— Given task —
Pick out every line of the entries below where "величина" occurs, and copy those lines.

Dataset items

□ □ □

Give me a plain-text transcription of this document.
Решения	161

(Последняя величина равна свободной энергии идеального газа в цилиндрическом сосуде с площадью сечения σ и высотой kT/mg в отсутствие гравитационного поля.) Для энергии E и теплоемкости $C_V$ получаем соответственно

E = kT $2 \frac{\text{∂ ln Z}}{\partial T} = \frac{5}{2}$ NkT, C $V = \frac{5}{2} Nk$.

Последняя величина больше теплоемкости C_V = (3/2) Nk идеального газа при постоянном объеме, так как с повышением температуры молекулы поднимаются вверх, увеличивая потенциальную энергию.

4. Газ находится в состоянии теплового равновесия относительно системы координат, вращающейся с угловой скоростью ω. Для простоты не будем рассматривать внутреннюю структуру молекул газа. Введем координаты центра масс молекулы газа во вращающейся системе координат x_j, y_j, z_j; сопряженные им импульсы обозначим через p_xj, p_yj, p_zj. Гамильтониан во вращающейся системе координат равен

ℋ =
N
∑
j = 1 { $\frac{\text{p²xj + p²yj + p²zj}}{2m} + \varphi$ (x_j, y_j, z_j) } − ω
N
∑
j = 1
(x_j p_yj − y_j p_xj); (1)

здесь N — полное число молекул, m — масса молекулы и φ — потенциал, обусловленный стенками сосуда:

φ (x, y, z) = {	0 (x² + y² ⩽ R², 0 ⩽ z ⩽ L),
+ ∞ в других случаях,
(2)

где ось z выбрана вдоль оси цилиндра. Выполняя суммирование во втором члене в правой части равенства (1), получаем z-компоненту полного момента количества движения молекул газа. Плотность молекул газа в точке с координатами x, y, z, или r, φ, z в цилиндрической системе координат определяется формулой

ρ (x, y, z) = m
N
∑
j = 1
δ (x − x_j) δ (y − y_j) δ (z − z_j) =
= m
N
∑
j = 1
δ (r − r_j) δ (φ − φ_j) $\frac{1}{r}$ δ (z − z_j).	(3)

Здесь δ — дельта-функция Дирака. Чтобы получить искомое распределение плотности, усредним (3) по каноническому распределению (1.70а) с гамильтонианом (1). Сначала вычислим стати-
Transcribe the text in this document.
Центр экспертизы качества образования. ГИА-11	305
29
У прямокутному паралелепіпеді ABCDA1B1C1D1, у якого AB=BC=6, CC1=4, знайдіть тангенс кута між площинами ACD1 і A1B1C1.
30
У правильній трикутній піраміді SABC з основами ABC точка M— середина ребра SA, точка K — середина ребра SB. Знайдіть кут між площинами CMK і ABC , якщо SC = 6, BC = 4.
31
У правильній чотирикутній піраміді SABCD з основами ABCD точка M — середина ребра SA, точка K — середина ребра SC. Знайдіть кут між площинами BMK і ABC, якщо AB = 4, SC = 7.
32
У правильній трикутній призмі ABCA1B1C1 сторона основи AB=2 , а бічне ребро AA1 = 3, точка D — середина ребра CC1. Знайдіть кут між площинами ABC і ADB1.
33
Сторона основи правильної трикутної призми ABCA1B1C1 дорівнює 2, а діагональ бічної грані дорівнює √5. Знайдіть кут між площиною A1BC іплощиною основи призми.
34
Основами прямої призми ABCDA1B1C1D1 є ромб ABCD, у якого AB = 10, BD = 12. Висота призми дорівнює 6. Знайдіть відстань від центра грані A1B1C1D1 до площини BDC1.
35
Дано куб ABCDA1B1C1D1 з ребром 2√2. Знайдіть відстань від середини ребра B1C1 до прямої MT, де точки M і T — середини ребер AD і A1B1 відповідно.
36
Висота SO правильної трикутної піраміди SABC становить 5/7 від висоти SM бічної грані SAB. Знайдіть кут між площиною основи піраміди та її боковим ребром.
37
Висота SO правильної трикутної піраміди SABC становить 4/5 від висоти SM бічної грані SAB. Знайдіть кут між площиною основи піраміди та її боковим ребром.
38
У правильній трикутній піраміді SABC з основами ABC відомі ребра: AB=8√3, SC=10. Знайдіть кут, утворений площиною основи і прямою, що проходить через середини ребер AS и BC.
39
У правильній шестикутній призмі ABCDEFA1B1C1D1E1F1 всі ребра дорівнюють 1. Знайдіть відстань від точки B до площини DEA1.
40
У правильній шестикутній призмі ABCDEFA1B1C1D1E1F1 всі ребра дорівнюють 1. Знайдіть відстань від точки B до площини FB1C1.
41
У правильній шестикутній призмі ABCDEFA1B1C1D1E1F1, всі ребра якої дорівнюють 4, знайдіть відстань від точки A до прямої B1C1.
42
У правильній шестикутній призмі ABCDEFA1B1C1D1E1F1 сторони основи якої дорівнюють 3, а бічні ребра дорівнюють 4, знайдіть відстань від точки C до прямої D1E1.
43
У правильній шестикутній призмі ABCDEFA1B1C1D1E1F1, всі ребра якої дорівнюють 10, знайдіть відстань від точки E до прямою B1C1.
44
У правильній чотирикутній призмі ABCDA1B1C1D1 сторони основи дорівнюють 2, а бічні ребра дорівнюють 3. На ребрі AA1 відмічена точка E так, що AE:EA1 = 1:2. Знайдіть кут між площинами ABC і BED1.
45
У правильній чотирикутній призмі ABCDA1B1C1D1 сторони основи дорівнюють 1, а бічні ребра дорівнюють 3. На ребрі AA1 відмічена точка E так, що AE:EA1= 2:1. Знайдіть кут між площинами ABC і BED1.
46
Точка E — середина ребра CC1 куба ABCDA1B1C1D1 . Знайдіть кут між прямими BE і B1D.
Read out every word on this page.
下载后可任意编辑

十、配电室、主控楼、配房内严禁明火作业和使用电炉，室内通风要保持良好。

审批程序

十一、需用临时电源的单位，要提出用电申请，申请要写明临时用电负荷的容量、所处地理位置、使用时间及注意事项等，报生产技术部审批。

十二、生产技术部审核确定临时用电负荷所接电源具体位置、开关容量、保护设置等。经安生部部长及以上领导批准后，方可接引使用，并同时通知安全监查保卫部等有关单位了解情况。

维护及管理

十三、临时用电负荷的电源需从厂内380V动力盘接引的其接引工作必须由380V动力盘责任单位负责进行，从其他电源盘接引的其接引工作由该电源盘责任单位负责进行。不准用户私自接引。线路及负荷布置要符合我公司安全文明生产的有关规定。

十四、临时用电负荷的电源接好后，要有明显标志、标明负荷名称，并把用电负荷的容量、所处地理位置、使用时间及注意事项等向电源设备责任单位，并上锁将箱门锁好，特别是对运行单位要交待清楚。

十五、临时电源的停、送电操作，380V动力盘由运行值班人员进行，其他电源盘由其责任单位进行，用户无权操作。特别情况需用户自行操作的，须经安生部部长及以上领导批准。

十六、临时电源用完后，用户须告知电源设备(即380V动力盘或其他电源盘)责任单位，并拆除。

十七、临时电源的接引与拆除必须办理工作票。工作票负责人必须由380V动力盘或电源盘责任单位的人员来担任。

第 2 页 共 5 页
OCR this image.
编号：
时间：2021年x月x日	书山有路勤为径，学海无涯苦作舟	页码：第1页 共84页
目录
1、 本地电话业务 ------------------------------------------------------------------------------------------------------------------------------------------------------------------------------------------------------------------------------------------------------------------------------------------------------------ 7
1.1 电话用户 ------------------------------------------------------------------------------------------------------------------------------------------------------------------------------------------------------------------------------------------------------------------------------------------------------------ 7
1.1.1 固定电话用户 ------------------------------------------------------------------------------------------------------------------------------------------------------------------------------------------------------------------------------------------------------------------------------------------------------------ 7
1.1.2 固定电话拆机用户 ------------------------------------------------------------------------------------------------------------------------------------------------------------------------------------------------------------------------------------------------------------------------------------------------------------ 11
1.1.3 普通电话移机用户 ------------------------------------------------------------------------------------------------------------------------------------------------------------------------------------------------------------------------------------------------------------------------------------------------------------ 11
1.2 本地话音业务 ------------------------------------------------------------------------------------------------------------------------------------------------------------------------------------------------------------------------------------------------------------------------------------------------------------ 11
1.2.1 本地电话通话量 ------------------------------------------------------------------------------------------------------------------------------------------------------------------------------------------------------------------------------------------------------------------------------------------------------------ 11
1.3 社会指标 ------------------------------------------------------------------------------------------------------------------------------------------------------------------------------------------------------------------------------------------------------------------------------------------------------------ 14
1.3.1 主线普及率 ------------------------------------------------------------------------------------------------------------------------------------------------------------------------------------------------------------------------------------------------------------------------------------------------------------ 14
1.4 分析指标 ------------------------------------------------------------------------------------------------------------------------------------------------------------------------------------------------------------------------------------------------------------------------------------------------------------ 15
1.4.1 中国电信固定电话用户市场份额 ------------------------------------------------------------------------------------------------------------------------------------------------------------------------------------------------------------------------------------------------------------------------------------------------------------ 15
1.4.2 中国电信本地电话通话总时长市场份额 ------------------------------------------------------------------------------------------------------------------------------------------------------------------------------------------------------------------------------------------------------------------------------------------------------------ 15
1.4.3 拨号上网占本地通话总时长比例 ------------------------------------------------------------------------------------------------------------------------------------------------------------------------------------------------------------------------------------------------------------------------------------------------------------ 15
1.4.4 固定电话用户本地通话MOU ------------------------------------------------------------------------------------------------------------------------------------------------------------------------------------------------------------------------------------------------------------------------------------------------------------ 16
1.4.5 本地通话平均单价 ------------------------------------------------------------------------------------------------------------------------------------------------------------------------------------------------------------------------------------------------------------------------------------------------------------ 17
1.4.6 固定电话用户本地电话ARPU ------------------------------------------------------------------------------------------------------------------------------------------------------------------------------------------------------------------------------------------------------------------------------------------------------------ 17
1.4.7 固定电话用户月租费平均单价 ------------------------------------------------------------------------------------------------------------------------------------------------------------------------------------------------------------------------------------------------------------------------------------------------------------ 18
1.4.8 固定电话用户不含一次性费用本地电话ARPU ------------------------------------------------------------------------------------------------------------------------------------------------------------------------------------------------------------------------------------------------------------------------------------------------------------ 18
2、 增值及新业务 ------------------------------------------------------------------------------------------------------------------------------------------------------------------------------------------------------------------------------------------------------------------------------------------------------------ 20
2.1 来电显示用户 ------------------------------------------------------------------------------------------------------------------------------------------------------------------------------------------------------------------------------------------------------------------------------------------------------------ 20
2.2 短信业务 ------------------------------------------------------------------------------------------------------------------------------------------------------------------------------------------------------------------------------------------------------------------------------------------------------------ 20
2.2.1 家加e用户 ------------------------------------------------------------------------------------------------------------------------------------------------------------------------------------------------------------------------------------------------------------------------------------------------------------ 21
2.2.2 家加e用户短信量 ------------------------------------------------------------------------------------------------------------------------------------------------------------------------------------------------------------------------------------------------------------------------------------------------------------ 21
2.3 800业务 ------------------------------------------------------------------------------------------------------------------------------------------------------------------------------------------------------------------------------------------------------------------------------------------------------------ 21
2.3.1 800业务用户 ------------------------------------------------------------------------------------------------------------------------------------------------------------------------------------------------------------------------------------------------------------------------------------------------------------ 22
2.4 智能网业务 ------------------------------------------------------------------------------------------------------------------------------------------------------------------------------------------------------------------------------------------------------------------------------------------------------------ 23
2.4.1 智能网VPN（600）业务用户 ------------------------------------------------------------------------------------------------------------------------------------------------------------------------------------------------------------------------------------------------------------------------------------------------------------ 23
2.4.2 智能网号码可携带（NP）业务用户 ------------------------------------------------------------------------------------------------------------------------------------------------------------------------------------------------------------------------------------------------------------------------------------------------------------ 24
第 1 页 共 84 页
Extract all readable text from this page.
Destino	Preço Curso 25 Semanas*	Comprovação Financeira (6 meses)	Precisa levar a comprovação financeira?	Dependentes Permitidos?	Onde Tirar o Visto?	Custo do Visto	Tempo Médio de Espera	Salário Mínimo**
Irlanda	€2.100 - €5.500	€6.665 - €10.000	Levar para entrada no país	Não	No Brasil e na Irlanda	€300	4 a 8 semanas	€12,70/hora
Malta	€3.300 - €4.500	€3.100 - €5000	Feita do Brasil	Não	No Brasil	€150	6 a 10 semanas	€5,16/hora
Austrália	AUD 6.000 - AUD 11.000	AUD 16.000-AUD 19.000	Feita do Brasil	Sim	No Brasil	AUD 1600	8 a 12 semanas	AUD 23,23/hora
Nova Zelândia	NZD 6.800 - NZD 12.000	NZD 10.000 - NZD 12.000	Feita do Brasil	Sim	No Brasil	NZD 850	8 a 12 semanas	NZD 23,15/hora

□ □ □

— Solution to the exercise —
(Последняя величина равна свободной энергии идеального газа в цилиндрическом сосуде с площадью сечения σ и высотой kT/mg в отсутствие гравитационного поля.) Для энергии E и теплоемкости $C_V$ получаем соответственно
Последняя величина больше теплоемкости C_V = (3/2) Nk идеального газа при постоянном объеме, так как с повышением температуры молекулы поднимаются вверх, увеличивая потенциальную энергию.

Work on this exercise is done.